What this task involves
Pick out each line with the word "forms" from the material that follows.

Provided data
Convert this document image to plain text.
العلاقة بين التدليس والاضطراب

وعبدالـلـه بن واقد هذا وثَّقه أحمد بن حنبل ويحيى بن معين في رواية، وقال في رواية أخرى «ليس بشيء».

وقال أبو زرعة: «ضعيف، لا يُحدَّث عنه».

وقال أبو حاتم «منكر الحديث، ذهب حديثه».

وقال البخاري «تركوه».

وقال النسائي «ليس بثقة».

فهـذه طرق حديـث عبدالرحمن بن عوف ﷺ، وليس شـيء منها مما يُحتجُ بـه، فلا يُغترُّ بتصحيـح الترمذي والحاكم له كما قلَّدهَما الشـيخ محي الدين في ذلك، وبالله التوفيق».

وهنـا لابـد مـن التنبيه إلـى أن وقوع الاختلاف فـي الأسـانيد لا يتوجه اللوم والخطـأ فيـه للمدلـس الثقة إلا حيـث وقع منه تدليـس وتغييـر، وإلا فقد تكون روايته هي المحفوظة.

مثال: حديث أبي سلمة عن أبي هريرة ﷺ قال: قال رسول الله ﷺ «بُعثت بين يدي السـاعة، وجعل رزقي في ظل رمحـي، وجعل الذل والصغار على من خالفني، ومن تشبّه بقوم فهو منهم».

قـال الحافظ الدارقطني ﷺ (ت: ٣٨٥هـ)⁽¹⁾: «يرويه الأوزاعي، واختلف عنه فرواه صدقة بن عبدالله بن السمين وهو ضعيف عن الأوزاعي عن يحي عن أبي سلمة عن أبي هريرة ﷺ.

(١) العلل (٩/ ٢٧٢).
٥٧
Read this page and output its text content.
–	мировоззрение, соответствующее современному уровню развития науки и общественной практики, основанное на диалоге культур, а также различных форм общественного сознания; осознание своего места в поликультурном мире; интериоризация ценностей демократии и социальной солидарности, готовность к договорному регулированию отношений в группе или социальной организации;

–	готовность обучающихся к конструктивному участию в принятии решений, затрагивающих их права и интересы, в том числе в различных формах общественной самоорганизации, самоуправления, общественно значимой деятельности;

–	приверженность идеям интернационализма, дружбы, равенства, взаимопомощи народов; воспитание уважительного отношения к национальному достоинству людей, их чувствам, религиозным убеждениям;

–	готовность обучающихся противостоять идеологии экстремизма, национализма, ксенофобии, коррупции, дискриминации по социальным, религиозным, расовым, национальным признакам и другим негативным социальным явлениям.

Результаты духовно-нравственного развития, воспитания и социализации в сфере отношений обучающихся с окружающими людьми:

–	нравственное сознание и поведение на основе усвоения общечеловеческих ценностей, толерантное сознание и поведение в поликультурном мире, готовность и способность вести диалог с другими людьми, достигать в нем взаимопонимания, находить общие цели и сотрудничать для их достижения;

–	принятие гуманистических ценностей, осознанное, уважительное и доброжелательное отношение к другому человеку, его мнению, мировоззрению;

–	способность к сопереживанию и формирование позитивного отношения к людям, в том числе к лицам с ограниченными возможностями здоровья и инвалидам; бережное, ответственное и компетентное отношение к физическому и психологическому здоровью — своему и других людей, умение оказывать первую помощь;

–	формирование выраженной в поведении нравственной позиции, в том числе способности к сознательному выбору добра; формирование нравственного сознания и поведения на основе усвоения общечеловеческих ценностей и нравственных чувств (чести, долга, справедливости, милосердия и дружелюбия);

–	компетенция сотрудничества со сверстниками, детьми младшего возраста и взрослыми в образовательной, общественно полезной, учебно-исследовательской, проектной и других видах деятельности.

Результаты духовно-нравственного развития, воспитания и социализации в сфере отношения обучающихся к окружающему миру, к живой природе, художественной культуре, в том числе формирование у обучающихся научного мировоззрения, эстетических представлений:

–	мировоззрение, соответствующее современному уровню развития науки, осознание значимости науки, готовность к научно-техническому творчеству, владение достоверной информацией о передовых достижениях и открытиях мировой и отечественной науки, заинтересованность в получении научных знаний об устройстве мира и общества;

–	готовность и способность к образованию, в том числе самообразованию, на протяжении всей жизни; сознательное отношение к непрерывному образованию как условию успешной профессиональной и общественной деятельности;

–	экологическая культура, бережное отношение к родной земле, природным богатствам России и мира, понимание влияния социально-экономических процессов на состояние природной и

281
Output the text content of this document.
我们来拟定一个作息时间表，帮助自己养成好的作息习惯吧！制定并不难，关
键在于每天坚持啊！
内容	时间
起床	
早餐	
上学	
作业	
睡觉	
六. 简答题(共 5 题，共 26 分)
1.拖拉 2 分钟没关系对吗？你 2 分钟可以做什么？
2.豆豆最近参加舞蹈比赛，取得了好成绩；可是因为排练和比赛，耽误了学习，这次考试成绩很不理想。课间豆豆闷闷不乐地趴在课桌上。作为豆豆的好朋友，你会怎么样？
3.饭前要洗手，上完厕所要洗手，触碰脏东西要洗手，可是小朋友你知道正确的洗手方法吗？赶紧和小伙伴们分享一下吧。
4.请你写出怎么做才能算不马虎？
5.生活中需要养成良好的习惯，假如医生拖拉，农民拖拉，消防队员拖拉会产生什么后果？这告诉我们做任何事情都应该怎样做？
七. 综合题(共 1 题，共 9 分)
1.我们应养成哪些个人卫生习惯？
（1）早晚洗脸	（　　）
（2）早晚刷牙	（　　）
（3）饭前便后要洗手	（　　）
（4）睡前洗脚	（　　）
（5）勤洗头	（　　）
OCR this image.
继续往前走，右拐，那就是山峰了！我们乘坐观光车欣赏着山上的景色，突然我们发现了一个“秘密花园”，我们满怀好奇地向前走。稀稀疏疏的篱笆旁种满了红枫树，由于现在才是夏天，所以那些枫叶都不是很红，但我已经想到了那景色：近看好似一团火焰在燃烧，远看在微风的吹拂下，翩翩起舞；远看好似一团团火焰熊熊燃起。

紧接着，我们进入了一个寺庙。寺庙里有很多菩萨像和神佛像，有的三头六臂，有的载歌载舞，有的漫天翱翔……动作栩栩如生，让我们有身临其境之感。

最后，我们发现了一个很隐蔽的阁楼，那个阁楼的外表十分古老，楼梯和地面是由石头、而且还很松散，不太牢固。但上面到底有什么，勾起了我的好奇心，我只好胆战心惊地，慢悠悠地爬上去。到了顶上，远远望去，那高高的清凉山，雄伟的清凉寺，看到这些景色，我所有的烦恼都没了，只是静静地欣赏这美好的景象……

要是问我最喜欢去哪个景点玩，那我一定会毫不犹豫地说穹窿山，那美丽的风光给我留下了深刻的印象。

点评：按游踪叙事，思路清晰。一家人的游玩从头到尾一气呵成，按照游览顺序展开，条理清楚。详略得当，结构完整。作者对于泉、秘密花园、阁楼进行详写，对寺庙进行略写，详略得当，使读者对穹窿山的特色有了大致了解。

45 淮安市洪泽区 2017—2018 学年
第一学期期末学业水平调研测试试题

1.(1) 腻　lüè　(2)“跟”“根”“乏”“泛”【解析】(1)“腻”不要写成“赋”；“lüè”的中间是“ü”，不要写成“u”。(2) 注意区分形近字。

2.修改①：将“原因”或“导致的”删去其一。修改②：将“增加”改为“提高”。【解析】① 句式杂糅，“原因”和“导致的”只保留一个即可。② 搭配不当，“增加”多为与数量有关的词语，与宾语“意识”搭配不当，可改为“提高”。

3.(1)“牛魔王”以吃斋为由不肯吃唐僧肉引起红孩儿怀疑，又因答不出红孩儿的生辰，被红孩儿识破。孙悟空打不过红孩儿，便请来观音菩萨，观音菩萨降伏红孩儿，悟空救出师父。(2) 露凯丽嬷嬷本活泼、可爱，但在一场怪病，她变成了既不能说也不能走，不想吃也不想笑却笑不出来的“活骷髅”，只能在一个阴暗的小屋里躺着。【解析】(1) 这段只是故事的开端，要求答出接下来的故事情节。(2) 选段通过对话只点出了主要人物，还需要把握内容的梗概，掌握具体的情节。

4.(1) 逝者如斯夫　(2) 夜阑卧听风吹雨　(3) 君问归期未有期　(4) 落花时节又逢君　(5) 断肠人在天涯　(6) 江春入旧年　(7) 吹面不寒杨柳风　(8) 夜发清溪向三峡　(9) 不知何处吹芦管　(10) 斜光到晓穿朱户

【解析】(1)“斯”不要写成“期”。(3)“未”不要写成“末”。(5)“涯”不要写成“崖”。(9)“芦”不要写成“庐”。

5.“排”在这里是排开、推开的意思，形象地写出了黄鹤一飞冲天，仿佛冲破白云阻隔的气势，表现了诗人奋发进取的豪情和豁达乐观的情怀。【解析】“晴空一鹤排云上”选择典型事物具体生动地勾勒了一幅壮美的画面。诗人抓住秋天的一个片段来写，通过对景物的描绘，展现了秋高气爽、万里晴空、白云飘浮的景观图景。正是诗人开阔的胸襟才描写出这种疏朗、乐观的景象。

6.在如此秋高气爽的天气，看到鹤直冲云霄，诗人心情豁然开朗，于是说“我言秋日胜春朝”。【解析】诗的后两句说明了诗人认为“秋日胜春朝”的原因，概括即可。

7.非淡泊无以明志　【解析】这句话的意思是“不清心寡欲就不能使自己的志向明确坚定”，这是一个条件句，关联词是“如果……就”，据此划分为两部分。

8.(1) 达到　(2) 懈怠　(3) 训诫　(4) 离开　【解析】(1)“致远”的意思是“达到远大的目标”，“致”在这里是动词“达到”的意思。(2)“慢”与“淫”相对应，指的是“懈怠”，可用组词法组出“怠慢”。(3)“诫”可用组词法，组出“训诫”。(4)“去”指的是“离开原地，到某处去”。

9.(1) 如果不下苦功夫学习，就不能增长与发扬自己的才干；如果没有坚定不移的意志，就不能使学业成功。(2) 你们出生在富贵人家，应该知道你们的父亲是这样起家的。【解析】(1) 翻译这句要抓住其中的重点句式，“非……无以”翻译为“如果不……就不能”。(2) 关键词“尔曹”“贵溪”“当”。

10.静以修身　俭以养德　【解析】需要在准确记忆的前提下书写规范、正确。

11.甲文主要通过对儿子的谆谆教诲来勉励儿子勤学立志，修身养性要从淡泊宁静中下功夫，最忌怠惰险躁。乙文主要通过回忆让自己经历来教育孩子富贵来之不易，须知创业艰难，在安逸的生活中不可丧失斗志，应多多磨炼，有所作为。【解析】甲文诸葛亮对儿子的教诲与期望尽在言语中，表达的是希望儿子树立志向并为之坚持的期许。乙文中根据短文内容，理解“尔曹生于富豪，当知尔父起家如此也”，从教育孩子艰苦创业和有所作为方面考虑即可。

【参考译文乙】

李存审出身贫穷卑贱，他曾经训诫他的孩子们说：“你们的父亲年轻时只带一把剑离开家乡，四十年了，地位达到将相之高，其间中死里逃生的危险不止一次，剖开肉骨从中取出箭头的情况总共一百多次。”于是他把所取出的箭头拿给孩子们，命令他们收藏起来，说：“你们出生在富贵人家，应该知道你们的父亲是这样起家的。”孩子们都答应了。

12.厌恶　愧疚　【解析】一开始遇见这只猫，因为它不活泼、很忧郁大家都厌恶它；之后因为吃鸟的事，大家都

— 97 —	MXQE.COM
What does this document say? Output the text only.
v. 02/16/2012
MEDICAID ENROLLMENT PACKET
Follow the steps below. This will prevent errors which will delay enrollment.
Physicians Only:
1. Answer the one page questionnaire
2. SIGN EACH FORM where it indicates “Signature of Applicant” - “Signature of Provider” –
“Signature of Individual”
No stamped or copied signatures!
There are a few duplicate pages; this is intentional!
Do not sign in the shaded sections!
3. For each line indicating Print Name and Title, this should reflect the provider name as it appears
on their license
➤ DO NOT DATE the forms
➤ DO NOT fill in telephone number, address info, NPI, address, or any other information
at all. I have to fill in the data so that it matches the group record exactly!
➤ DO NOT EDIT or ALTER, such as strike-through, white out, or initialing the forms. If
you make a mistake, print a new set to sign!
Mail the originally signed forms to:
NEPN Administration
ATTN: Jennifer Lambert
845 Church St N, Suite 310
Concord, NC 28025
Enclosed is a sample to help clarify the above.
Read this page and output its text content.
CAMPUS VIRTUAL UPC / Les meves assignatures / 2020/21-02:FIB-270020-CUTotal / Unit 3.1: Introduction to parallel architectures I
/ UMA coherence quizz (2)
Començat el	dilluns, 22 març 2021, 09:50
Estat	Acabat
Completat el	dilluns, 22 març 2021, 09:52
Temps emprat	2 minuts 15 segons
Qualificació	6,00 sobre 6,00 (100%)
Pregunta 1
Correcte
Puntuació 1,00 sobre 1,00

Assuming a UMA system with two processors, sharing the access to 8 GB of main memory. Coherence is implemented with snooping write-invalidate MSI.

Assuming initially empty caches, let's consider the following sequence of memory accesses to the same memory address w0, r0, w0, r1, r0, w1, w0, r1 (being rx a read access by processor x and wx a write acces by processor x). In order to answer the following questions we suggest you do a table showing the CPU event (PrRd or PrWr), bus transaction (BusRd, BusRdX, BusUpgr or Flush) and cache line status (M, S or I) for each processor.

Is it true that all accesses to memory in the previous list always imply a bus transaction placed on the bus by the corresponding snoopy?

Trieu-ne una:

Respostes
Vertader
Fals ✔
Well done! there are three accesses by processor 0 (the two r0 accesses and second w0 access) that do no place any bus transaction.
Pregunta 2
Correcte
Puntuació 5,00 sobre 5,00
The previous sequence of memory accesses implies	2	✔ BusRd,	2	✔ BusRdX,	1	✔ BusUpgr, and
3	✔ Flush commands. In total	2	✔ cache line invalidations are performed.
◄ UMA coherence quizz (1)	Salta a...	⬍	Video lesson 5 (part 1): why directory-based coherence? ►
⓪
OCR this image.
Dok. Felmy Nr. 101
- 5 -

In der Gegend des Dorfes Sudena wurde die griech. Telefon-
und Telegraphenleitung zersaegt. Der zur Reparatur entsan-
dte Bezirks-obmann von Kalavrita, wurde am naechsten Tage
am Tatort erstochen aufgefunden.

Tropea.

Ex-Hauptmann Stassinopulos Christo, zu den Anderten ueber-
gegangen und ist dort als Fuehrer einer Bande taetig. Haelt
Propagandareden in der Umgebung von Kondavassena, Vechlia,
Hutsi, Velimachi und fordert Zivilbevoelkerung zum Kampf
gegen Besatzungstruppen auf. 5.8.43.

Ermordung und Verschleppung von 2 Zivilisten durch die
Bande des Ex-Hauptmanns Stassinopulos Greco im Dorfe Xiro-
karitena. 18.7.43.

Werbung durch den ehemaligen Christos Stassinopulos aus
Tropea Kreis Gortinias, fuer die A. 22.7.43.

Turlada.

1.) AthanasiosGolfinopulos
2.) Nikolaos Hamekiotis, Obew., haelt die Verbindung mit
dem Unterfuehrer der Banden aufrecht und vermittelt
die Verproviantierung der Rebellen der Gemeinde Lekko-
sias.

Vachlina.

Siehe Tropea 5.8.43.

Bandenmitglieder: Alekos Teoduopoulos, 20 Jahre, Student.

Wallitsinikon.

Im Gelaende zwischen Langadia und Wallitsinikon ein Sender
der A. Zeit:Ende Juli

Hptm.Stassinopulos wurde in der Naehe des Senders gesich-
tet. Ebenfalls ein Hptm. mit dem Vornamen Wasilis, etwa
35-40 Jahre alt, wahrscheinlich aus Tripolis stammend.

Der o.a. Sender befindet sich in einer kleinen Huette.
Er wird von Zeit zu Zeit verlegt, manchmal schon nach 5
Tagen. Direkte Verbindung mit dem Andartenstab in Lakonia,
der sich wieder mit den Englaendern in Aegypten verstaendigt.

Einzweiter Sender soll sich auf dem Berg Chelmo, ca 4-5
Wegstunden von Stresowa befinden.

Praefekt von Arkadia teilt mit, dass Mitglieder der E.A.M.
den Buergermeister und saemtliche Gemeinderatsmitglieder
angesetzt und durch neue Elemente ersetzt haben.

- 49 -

Output of the exercise
➤ DO NOT DATE the forms
➤ DO NOT EDIT or ALTER, such as strike-through, white out, or initialing the forms. If
Mail the originally signed forms to:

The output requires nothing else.